» DO THIS
In the entries that follow, find the word "ChIP" and report each line it is on.
^^^^
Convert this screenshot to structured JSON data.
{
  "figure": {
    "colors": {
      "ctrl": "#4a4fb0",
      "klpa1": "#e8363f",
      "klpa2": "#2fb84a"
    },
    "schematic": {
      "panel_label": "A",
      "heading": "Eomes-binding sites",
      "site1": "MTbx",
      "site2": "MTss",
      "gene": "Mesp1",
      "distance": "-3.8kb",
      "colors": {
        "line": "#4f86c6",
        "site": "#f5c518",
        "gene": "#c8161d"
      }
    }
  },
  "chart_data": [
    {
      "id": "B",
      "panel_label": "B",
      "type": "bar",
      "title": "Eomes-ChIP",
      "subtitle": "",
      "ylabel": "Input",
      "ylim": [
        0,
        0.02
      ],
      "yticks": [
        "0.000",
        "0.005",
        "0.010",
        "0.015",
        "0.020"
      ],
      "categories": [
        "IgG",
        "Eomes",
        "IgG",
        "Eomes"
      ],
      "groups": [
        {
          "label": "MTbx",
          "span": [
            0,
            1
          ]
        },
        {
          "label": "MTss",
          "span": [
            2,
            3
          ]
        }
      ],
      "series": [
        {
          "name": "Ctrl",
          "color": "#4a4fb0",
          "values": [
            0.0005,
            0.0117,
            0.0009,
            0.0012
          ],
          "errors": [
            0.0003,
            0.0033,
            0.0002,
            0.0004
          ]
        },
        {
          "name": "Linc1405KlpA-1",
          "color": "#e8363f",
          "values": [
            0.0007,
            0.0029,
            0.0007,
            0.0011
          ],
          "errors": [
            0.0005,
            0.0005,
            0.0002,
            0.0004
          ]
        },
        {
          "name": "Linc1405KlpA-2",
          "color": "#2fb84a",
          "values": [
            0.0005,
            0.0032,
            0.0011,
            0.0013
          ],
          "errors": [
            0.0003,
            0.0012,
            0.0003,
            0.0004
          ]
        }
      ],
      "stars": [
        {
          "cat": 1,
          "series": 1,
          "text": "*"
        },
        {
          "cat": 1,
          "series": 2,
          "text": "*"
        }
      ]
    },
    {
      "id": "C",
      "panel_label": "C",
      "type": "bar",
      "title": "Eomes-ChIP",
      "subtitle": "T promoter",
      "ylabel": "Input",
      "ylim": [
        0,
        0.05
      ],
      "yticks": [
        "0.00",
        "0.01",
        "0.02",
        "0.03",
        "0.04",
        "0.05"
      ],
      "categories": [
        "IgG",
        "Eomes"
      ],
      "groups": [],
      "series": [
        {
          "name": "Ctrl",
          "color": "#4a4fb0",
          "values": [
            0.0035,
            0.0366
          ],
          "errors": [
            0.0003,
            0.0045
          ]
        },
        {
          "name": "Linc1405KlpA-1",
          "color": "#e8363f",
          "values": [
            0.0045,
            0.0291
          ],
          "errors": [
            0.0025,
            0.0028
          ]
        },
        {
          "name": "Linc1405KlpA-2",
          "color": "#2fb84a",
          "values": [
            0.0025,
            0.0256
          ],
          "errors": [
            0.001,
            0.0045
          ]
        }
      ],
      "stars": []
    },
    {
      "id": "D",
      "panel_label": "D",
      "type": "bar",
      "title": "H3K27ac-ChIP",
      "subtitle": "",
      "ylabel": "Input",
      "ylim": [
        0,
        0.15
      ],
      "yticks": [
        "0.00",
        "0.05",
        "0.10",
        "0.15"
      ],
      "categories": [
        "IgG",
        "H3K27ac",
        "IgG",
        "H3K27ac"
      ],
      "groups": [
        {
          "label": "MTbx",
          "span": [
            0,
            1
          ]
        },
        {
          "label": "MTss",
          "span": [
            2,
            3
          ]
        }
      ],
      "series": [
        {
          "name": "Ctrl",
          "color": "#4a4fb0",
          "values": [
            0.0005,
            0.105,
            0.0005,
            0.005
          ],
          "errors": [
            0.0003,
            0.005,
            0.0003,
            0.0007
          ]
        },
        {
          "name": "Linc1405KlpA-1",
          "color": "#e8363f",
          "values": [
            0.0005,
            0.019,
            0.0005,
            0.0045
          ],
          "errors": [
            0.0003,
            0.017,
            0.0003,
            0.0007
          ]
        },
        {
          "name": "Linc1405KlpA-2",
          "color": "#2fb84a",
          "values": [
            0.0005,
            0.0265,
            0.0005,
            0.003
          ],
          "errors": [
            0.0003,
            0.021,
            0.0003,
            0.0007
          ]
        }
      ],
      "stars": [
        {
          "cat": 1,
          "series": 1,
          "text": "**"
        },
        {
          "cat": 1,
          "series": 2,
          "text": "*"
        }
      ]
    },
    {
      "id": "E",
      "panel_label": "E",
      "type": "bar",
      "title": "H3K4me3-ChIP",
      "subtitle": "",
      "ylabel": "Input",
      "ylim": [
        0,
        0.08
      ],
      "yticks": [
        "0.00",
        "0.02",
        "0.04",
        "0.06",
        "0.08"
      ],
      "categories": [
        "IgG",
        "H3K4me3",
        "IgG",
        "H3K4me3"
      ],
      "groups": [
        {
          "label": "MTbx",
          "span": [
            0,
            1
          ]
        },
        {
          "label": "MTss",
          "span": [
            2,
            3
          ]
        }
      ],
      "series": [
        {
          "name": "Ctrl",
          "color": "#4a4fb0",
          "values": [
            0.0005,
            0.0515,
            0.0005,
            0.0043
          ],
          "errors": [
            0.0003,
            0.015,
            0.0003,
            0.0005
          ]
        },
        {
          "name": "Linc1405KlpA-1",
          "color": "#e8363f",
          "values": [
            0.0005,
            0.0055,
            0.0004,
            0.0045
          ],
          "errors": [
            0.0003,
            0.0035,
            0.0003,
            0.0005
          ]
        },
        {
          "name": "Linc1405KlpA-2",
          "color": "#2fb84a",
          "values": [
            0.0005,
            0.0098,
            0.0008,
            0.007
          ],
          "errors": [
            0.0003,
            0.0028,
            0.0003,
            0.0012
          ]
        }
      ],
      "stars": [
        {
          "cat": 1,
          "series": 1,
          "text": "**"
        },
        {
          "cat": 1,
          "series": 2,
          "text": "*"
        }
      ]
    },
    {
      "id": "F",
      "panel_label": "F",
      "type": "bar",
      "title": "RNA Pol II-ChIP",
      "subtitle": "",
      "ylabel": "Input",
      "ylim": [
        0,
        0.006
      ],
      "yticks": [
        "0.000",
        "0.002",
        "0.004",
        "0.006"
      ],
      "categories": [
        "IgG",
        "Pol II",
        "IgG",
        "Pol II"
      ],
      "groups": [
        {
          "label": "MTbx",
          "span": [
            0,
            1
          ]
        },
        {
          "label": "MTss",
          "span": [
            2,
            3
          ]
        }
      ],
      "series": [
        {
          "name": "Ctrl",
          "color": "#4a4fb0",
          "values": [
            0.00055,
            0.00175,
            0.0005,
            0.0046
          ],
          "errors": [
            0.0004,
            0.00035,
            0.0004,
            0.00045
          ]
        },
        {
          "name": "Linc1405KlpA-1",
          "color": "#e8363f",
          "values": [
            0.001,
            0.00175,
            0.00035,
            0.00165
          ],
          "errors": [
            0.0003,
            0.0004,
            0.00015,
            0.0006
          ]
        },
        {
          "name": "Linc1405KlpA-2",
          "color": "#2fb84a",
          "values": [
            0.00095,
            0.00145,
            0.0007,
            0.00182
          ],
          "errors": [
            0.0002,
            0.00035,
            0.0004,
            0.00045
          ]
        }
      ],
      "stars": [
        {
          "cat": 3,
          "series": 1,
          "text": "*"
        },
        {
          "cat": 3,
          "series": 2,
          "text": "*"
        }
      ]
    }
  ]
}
^^^^
» FULL ANSWER
      "title": "Eomes-ChIP",
      "title": "Eomes-ChIP",
      "title": "H3K27ac-ChIP",
      "title": "H3K4me3-ChIP",
      "title": "RNA Pol II-ChIP",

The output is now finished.